Set exercise — Reproduce all the material exactly, minus any pictures it holds.

* Start Records provided *

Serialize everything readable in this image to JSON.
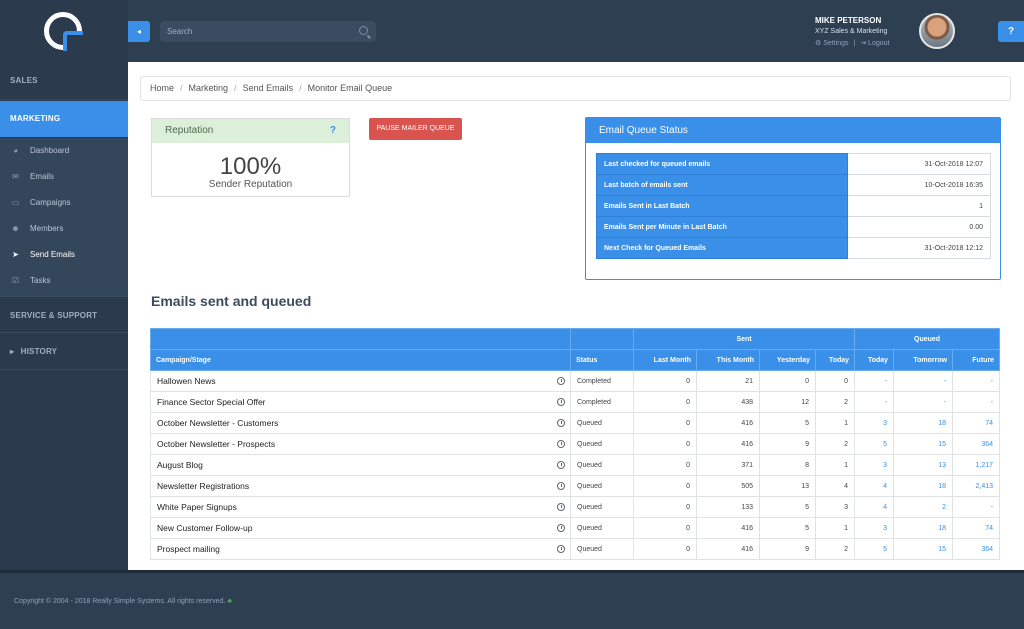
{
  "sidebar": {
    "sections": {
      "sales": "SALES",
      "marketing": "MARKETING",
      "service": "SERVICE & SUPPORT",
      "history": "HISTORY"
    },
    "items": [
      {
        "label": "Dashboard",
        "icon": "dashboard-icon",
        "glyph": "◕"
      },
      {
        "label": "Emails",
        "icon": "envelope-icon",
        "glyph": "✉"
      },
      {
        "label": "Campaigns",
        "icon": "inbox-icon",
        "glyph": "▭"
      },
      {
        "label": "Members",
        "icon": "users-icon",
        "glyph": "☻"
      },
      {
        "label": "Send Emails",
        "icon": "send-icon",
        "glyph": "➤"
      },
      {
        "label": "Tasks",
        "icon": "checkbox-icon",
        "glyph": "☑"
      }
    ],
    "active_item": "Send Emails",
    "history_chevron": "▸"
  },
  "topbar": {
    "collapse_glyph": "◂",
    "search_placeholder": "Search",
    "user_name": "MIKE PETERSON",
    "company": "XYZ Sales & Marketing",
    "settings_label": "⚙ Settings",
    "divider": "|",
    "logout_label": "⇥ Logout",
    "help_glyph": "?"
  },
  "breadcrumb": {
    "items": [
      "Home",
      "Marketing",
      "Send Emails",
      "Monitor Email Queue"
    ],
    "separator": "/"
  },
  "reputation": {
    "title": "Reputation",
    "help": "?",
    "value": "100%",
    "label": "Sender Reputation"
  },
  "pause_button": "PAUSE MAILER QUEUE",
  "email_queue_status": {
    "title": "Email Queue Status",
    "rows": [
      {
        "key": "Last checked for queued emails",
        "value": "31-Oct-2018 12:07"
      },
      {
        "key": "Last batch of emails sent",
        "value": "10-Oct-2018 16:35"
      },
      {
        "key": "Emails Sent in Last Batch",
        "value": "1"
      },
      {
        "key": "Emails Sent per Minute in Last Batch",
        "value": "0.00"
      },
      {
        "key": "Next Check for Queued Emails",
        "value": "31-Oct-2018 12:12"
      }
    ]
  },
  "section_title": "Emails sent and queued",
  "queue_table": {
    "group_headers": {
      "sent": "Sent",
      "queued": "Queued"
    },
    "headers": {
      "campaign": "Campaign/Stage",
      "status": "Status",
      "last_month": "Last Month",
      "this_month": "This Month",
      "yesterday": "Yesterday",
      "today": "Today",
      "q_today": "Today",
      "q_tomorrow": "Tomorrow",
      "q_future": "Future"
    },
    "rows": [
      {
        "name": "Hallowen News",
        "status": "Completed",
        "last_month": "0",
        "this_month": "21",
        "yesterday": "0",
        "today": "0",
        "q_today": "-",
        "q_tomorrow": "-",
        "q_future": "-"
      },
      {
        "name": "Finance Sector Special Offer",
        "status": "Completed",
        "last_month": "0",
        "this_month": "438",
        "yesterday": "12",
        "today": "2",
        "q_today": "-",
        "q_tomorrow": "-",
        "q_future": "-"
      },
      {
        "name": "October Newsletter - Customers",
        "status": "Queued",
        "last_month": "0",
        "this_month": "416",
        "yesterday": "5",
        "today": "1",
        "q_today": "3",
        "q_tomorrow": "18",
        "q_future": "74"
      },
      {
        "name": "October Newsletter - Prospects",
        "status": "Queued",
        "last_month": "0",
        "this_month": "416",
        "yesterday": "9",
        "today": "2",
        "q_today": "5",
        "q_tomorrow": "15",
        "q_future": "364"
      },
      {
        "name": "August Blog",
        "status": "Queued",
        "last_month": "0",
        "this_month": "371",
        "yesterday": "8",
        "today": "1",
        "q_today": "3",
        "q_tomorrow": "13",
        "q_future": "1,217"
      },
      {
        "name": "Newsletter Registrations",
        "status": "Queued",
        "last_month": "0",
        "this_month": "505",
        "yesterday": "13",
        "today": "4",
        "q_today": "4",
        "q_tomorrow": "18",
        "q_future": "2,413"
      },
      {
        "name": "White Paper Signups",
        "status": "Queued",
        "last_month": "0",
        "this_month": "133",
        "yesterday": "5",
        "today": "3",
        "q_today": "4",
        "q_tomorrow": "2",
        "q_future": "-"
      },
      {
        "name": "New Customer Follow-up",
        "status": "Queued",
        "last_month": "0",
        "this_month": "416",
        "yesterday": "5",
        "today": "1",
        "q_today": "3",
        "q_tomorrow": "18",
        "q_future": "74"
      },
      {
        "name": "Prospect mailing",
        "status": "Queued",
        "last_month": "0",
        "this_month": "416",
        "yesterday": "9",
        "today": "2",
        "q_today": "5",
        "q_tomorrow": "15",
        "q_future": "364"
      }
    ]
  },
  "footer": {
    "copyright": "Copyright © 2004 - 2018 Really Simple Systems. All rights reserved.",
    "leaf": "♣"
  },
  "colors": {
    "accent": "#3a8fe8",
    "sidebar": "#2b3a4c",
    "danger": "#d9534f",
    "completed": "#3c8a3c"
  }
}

* End Records provided *

Answer to the problem —
Serialize everything readable in this image to JSON.
{
  "sidebar": {
    "sections": {
      "sales": "SALES",
      "marketing": "MARKETING",
      "service": "SERVICE & SUPPORT",
      "history": "HISTORY"
    },
    "items": [
      {
        "label": "Dashboard",
        "icon": "dashboard-icon",
        "glyph": "◕"
      },
      {
        "label": "Emails",
        "icon": "envelope-icon",
        "glyph": "✉"
      },
      {
        "label": "Campaigns",
        "icon": "inbox-icon",
        "glyph": "▭"
      },
      {
        "label": "Members",
        "icon": "users-icon",
        "glyph": "☻"
      },
      {
        "label": "Send Emails",
        "icon": "send-icon",
        "glyph": "➤"
      },
      {
        "label": "Tasks",
        "icon": "checkbox-icon",
        "glyph": "☑"
      }
    ],
    "active_item": "Send Emails",
    "history_chevron": "▸"
  },
  "topbar": {
    "collapse_glyph": "◂",
    "search_placeholder": "Search",
    "user_name": "MIKE PETERSON",
    "company": "XYZ Sales & Marketing",
    "settings_label": "⚙ Settings",
    "divider": "|",
    "logout_label": "⇥ Logout",
    "help_glyph": "?"
  },
  "breadcrumb": {
    "items": [
      "Home",
      "Marketing",
      "Send Emails",
      "Monitor Email Queue"
    ],
    "separator": "/"
  },
  "reputation": {
    "title": "Reputation",
    "help": "?",
    "value": "100%",
    "label": "Sender Reputation"
  },
  "pause_button": "PAUSE MAILER QUEUE",
  "email_queue_status": {
    "title": "Email Queue Status",
    "rows": [
      {
        "key": "Last checked for queued emails",
        "value": "31-Oct-2018 12:07"
      },
      {
        "key": "Last batch of emails sent",
        "value": "10-Oct-2018 16:35"
      },
      {
        "key": "Emails Sent in Last Batch",
        "value": "1"
      },
      {
        "key": "Emails Sent per Minute in Last Batch",
        "value": "0.00"
      },
      {
        "key": "Next Check for Queued Emails",
        "value": "31-Oct-2018 12:12"
      }
    ]
  },
  "section_title": "Emails sent and queued",
  "queue_table": {
    "group_headers": {
      "sent": "Sent",
      "queued": "Queued"
    },
    "headers": {
      "campaign": "Campaign/Stage",
      "status": "Status",
      "last_month": "Last Month",
      "this_month": "This Month",
      "yesterday": "Yesterday",
      "today": "Today",
      "q_today": "Today",
      "q_tomorrow": "Tomorrow",
      "q_future": "Future"
    },
    "rows": [
      {
        "name": "Hallowen News",
        "status": "Completed",
        "last_month": "0",
        "this_month": "21",
        "yesterday": "0",
        "today": "0",
        "q_today": "-",
        "q_tomorrow": "-",
        "q_future": "-"
      },
      {
        "name": "Finance Sector Special Offer",
        "status": "Completed",
        "last_month": "0",
        "this_month": "438",
        "yesterday": "12",
        "today": "2",
        "q_today": "-",
        "q_tomorrow": "-",
        "q_future": "-"
      },
      {
        "name": "October Newsletter - Customers",
        "status": "Queued",
        "last_month": "0",
        "this_month": "416",
        "yesterday": "5",
        "today": "1",
        "q_today": "3",
        "q_tomorrow": "18",
        "q_future": "74"
      },
      {
        "name": "October Newsletter - Prospects",
        "status": "Queued",
        "last_month": "0",
        "this_month": "416",
        "yesterday": "9",
        "today": "2",
        "q_today": "5",
        "q_tomorrow": "15",
        "q_future": "364"
      },
      {
        "name": "August Blog",
        "status": "Queued",
        "last_month": "0",
        "this_month": "371",
        "yesterday": "8",
        "today": "1",
        "q_today": "3",
        "q_tomorrow": "13",
        "q_future": "1,217"
      },
      {
        "name": "Newsletter Registrations",
        "status": "Queued",
        "last_month": "0",
        "this_month": "505",
        "yesterday": "13",
        "today": "4",
        "q_today": "4",
        "q_tomorrow": "18",
        "q_future": "2,413"
      },
      {
        "name": "White Paper Signups",
        "status": "Queued",
        "last_month": "0",
        "this_month": "133",
        "yesterday": "5",
        "today": "3",
        "q_today": "4",
        "q_tomorrow": "2",
        "q_future": "-"
      },
      {
        "name": "New Customer Follow-up",
        "status": "Queued",
        "last_month": "0",
        "this_month": "416",
        "yesterday": "5",
        "today": "1",
        "q_today": "3",
        "q_tomorrow": "18",
        "q_future": "74"
      },
      {
        "name": "Prospect mailing",
        "status": "Queued",
        "last_month": "0",
        "this_month": "416",
        "yesterday": "9",
        "today": "2",
        "q_today": "5",
        "q_tomorrow": "15",
        "q_future": "364"
      }
    ]
  },
  "footer": {
    "copyright": "Copyright © 2004 - 2018 Really Simple Systems. All rights reserved.",
    "leaf": "♣"
  },
  "colors": {
    "accent": "#3a8fe8",
    "sidebar": "#2b3a4c",
    "danger": "#d9534f",
    "completed": "#3c8a3c"
  }
}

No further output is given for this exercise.